Would you restate all the data that follows, word for word?

#### EXTRACTED DATA

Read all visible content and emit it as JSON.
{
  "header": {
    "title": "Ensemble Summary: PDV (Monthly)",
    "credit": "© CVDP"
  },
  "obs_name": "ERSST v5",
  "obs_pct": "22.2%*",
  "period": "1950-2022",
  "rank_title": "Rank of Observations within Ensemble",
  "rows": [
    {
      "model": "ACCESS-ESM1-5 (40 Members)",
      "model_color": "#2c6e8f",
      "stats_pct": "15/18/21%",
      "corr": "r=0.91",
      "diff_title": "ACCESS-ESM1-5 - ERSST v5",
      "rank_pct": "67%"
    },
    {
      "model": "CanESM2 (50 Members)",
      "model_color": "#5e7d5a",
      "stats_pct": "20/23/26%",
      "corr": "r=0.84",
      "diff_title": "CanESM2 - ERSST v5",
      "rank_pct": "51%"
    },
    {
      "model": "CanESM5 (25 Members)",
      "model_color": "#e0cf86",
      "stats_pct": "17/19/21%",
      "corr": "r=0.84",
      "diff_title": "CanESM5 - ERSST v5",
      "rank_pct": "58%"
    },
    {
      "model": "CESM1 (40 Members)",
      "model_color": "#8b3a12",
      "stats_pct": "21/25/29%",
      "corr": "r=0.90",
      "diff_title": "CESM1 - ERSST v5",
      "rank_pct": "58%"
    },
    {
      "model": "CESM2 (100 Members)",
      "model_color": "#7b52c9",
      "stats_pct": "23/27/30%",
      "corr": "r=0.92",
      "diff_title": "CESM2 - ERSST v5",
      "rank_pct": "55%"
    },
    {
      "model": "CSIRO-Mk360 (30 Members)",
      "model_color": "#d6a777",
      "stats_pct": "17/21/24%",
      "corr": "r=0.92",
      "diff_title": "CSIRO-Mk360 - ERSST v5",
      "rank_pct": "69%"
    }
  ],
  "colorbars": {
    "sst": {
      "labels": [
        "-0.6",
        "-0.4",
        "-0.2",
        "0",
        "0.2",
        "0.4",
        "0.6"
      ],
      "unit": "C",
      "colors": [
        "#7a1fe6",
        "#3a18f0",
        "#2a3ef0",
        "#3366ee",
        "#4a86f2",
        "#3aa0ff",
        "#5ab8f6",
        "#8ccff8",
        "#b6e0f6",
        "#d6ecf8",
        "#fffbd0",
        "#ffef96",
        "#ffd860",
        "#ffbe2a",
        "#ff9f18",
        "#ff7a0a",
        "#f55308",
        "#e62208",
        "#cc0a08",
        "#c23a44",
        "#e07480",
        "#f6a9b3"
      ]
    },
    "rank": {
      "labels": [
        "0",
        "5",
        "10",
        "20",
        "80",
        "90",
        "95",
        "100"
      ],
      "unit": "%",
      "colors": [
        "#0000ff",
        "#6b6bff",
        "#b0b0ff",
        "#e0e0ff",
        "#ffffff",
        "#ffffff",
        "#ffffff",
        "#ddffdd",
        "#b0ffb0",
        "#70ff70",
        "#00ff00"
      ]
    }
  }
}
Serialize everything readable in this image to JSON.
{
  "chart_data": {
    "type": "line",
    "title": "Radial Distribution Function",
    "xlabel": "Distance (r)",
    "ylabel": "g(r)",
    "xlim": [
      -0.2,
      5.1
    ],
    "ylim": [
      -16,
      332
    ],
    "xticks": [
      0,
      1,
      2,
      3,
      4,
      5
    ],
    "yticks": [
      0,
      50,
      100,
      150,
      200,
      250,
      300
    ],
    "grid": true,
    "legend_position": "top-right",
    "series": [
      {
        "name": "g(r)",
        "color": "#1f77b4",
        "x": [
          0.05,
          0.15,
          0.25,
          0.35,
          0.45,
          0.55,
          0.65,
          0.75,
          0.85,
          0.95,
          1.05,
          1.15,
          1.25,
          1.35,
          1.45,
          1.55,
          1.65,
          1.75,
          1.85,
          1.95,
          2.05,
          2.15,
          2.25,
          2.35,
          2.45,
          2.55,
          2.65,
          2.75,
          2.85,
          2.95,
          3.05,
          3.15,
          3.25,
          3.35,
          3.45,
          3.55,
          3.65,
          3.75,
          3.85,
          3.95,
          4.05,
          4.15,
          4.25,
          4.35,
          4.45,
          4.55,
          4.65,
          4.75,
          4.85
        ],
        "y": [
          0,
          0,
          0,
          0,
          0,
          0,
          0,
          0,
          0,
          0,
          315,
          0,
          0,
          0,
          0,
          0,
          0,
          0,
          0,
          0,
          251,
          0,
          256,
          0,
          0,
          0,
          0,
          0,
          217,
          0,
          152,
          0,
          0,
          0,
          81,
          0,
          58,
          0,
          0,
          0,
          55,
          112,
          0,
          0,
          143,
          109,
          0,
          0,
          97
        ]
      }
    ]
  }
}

########

**RESULT FOR THIS TASK**
Read all visible content and emit it as JSON.
{
  "header": {
    "title": "Ensemble Summary: PDV (Monthly)",
    "credit": "© CVDP"
  },
  "obs_name": "ERSST v5",
  "obs_pct": "22.2%*",
  "period": "1950-2022",
  "rank_title": "Rank of Observations within Ensemble",
  "rows": [
    {
      "model": "ACCESS-ESM1-5 (40 Members)",
      "model_color": "#2c6e8f",
      "stats_pct": "15/18/21%",
      "corr": "r=0.91",
      "diff_title": "ACCESS-ESM1-5 - ERSST v5",
      "rank_pct": "67%"
    },
    {
      "model": "CanESM2 (50 Members)",
      "model_color": "#5e7d5a",
      "stats_pct": "20/23/26%",
      "corr": "r=0.84",
      "diff_title": "CanESM2 - ERSST v5",
      "rank_pct": "51%"
    },
    {
      "model": "CanESM5 (25 Members)",
      "model_color": "#e0cf86",
      "stats_pct": "17/19/21%",
      "corr": "r=0.84",
      "diff_title": "CanESM5 - ERSST v5",
      "rank_pct": "58%"
    },
    {
      "model": "CESM1 (40 Members)",
      "model_color": "#8b3a12",
      "stats_pct": "21/25/29%",
      "corr": "r=0.90",
      "diff_title": "CESM1 - ERSST v5",
      "rank_pct": "58%"
    },
    {
      "model": "CESM2 (100 Members)",
      "model_color": "#7b52c9",
      "stats_pct": "23/27/30%",
      "corr": "r=0.92",
      "diff_title": "CESM2 - ERSST v5",
      "rank_pct": "55%"
    },
    {
      "model": "CSIRO-Mk360 (30 Members)",
      "model_color": "#d6a777",
      "stats_pct": "17/21/24%",
      "corr": "r=0.92",
      "diff_title": "CSIRO-Mk360 - ERSST v5",
      "rank_pct": "69%"
    }
  ],
  "colorbars": {
    "sst": {
      "labels": [
        "-0.6",
        "-0.4",
        "-0.2",
        "0",
        "0.2",
        "0.4",
        "0.6"
      ],
      "unit": "C",
      "colors": [
        "#7a1fe6",
        "#3a18f0",
        "#2a3ef0",
        "#3366ee",
        "#4a86f2",
        "#3aa0ff",
        "#5ab8f6",
        "#8ccff8",
        "#b6e0f6",
        "#d6ecf8",
        "#fffbd0",
        "#ffef96",
        "#ffd860",
        "#ffbe2a",
        "#ff9f18",
        "#ff7a0a",
        "#f55308",
        "#e62208",
        "#cc0a08",
        "#c23a44",
        "#e07480",
        "#f6a9b3"
      ]
    },
    "rank": {
      "labels": [
        "0",
        "5",
        "10",
        "20",
        "80",
        "90",
        "95",
        "100"
      ],
      "unit": "%",
      "colors": [
        "#0000ff",
        "#6b6bff",
        "#b0b0ff",
        "#e0e0ff",
        "#ffffff",
        "#ffffff",
        "#ffffff",
        "#ddffdd",
        "#b0ffb0",
        "#70ff70",
        "#00ff00"
      ]
    }
  }
}
Serialize everything readable in this image to JSON.
{
  "chart_data": {
    "type": "line",
    "title": "Radial Distribution Function",
    "xlabel": "Distance (r)",
    "ylabel": "g(r)",
    "xlim": [
      -0.2,
      5.1
    ],
    "ylim": [
      -16,
      332
    ],
    "xticks": [
      0,
      1,
      2,
      3,
      4,
      5
    ],
    "yticks": [
      0,
      50,
      100,
      150,
      200,
      250,
      300
    ],
    "grid": true,
    "legend_position": "top-right",
    "series": [
      {
        "name": "g(r)",
        "color": "#1f77b4",
        "x": [
          0.05,
          0.15,
          0.25,
          0.35,
          0.45,
          0.55,
          0.65,
          0.75,
          0.85,
          0.95,
          1.05,
          1.15,
          1.25,
          1.35,
          1.45,
          1.55,
          1.65,
          1.75,
          1.85,
          1.95,
          2.05,
          2.15,
          2.25,
          2.35,
          2.45,
          2.55,
          2.65,
          2.75,
          2.85,
          2.95,
          3.05,
          3.15,
          3.25,
          3.35,
          3.45,
          3.55,
          3.65,
          3.75,
          3.85,
          3.95,
          4.05,
          4.15,
          4.25,
          4.35,
          4.45,
          4.55,
          4.65,
          4.75,
          4.85
        ],
        "y": [
          0,
          0,
          0,
          0,
          0,
          0,
          0,
          0,
          0,
          0,
          315,
          0,
          0,
          0,
          0,
          0,
          0,
          0,
          0,
          0,
          251,
          0,
          256,
          0,
          0,
          0,
          0,
          0,
          217,
          0,
          152,
          0,
          0,
          0,
          81,
          0,
          58,
          0,
          0,
          0,
          55,
          112,
          0,
          0,
          143,
          109,
          0,
          0,
          97
        ]
      }
    ]
  }
}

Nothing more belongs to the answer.